• _DIRECTIONS FOR THIS TASK_: Quote all lines below exactly. Images stay out.

· · · · ·

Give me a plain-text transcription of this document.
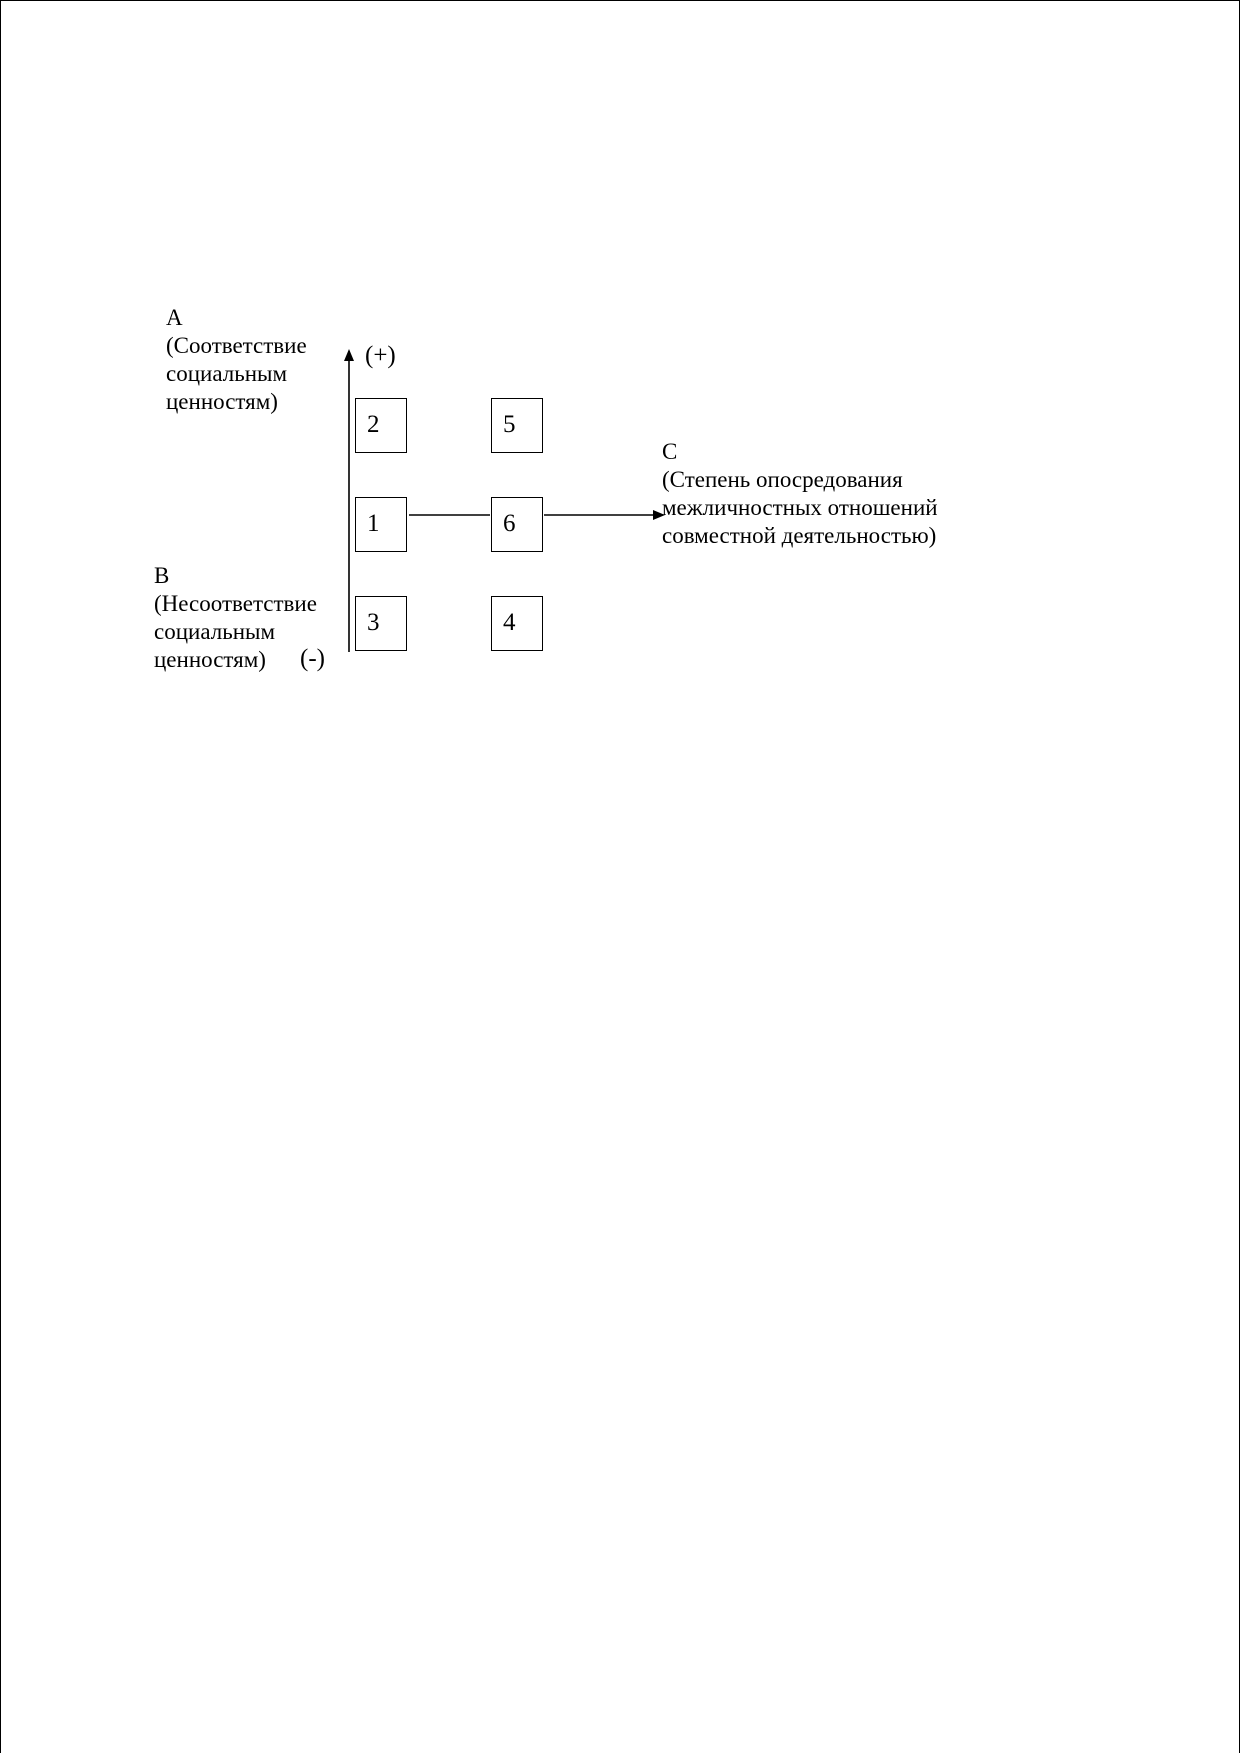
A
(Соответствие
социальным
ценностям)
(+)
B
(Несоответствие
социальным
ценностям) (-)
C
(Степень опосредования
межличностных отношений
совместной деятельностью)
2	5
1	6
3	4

· · · · ·

• _EXERCISE ANSWER_:
Give me a plain-text transcription of this document.
A
(Соответствие
социальным
ценностям)
(+)
B
(Несоответствие
социальным
ценностям) (-)
C
(Степень опосредования
межличностных отношений
совместной деятельностью)
2	5
1	6
3	4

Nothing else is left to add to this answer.